Work instructions:
Scan the data below for the string "OVERALL". Show every line where it turns up.

Recorded data
▬▬▬
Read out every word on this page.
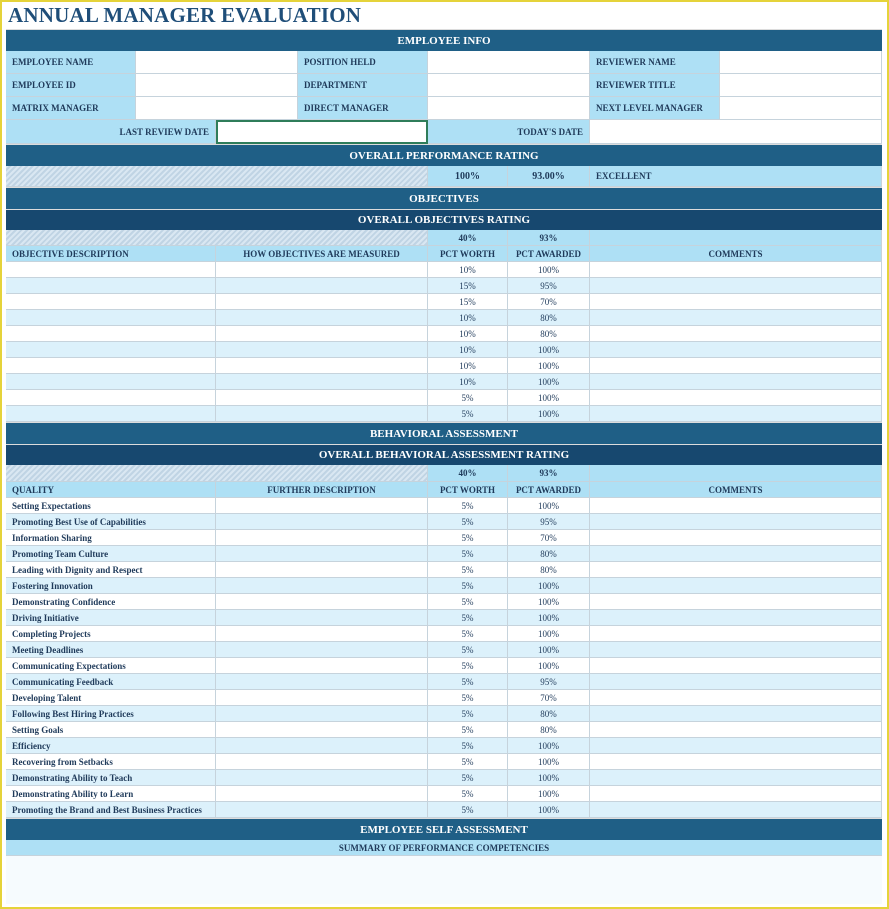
ANNUAL MANAGER EVALUATION
EMPLOYEE INFO
EMPLOYEE NAME	POSITION HELD	REVIEWER NAME
EMPLOYEE ID	DEPARTMENT	REVIEWER TITLE
MATRIX MANAGER	DIRECT MANAGER	NEXT LEVEL MANAGER
LAST REVIEW DATE	TODAY'S DATE
OVERALL PERFORMANCE RATING
100%	93.00%	EXCELLENT
OBJECTIVES
OVERALL OBJECTIVES RATING
40%	93%
OBJECTIVE DESCRIPTION	HOW OBJECTIVES ARE MEASURED	PCT WORTH	PCT AWARDED	COMMENTS
10%	100%
15%	95%
15%	70%
10%	80%
10%	80%
10%	100%
10%	100%
10%	100%
5%	100%
5%	100%
BEHAVIORAL ASSESSMENT
OVERALL BEHAVIORAL ASSESSMENT RATING
40%	93%
QUALITY	FURTHER DESCRIPTION	PCT WORTH	PCT AWARDED	COMMENTS
Setting Expectations	5%	100%
Promoting Best Use of Capabilities	5%	95%
Information Sharing	5%	70%
Promoting Team Culture	5%	80%
Leading with Dignity and Respect	5%	80%
Fostering Innovation	5%	100%
Demonstrating Confidence	5%	100%
Driving Initiative	5%	100%
Completing Projects	5%	100%
Meeting Deadlines	5%	100%
Communicating Expectations	5%	100%
Communicating Feedback	5%	95%
Developing Talent	5%	70%
Following Best Hiring Practices	5%	80%
Setting Goals	5%	80%
Efficiency	5%	100%
Recovering from Setbacks	5%	100%
Demonstrating Ability to Teach	5%	100%
Demonstrating Ability to Learn	5%	100%
Promoting the Brand and Best Business Practices	5%	100%
EMPLOYEE SELF ASSESSMENT
SUMMARY OF PERFORMANCE COMPETENCIES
▬▬▬
Answer in full:
OVERALL PERFORMANCE RATING
OVERALL OBJECTIVES RATING
OVERALL BEHAVIORAL ASSESSMENT RATING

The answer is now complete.